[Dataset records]

===============

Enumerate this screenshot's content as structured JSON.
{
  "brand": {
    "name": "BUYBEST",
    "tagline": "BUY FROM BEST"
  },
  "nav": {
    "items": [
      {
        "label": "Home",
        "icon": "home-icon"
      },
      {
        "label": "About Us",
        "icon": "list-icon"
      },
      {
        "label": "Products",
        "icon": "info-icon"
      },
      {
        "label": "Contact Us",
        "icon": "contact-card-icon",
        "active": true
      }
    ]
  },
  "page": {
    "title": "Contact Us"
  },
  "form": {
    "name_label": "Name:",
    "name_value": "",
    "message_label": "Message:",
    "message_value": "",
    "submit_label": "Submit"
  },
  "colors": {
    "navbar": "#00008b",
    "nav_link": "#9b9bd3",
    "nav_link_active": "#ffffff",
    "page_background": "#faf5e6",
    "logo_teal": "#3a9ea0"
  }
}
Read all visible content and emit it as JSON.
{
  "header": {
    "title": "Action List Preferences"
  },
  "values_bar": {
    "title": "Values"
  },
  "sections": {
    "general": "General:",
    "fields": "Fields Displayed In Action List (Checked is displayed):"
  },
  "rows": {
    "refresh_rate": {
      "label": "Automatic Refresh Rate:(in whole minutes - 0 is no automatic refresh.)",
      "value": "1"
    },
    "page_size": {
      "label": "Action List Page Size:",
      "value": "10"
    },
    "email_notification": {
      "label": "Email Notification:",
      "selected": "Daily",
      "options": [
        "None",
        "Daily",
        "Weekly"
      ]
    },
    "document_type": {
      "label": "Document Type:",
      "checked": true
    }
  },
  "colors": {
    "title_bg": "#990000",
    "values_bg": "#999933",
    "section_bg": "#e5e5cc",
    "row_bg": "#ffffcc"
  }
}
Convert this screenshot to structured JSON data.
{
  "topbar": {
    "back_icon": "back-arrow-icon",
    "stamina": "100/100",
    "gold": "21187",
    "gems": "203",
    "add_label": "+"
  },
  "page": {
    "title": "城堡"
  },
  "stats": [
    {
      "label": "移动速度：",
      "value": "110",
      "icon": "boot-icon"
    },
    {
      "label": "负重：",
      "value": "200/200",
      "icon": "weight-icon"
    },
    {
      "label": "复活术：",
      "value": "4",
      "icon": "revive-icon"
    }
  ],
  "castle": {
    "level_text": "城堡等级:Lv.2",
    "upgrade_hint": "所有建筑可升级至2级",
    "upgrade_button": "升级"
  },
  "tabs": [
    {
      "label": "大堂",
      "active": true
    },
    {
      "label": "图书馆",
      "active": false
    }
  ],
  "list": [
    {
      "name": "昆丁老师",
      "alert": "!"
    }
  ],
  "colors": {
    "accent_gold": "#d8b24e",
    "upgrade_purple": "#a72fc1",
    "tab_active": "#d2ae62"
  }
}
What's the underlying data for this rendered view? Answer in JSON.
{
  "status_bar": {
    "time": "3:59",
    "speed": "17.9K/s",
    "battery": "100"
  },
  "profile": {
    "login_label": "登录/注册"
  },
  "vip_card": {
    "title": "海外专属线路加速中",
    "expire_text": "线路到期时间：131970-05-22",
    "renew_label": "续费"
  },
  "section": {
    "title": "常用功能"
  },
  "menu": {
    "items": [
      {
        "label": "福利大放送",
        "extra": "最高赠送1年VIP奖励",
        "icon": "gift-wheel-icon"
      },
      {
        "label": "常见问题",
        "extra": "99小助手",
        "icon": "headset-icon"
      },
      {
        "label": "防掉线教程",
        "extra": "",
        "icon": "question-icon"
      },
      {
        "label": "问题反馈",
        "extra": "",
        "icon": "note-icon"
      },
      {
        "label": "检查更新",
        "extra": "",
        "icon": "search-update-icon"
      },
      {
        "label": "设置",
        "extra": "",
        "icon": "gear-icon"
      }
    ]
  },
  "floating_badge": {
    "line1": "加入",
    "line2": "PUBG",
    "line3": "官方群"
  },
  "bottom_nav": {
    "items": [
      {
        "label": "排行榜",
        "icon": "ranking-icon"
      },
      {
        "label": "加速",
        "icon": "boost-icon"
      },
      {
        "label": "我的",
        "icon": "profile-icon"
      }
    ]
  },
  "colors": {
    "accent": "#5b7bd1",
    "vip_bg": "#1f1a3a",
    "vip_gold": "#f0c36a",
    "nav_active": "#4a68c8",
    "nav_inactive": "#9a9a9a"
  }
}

===============

▶ **What is asked**: From the line containing "What's the underlying" through the final line of the listing above, retype every line exactly; leave out everything else.

▶ **The solution**:
What's the underlying data for this rendered view? Answer in JSON.
{
  "status_bar": {
    "time": "3:59",
    "speed": "17.9K/s",
    "battery": "100"
  },
  "profile": {
    "login_label": "登录/注册"
  },
  "vip_card": {
    "title": "海外专属线路加速中",
    "expire_text": "线路到期时间：131970-05-22",
    "renew_label": "续费"
  },
  "section": {
    "title": "常用功能"
  },
  "menu": {
    "items": [
      {
        "label": "福利大放送",
        "extra": "最高赠送1年VIP奖励",
        "icon": "gift-wheel-icon"
      },
      {
        "label": "常见问题",
        "extra": "99小助手",
        "icon": "headset-icon"
      },
      {
        "label": "防掉线教程",
        "extra": "",
        "icon": "question-icon"
      },
      {
        "label": "问题反馈",
        "extra": "",
        "icon": "note-icon"
      },
      {
        "label": "检查更新",
        "extra": "",
        "icon": "search-update-icon"
      },
      {
        "label": "设置",
        "extra": "",
        "icon": "gear-icon"
      }
    ]
  },
  "floating_badge": {
    "line1": "加入",
    "line2": "PUBG",
    "line3": "官方群"
  },
  "bottom_nav": {
    "items": [
      {
        "label": "排行榜",
        "icon": "ranking-icon"
      },
      {
        "label": "加速",
        "icon": "boost-icon"
      },
      {
        "label": "我的",
        "icon": "profile-icon"
      }
    ]
  },
  "colors": {
    "accent": "#5b7bd1",
    "vip_bg": "#1f1a3a",
    "vip_gold": "#f0c36a",
    "nav_active": "#4a68c8",
    "nav_inactive": "#9a9a9a"
  }
}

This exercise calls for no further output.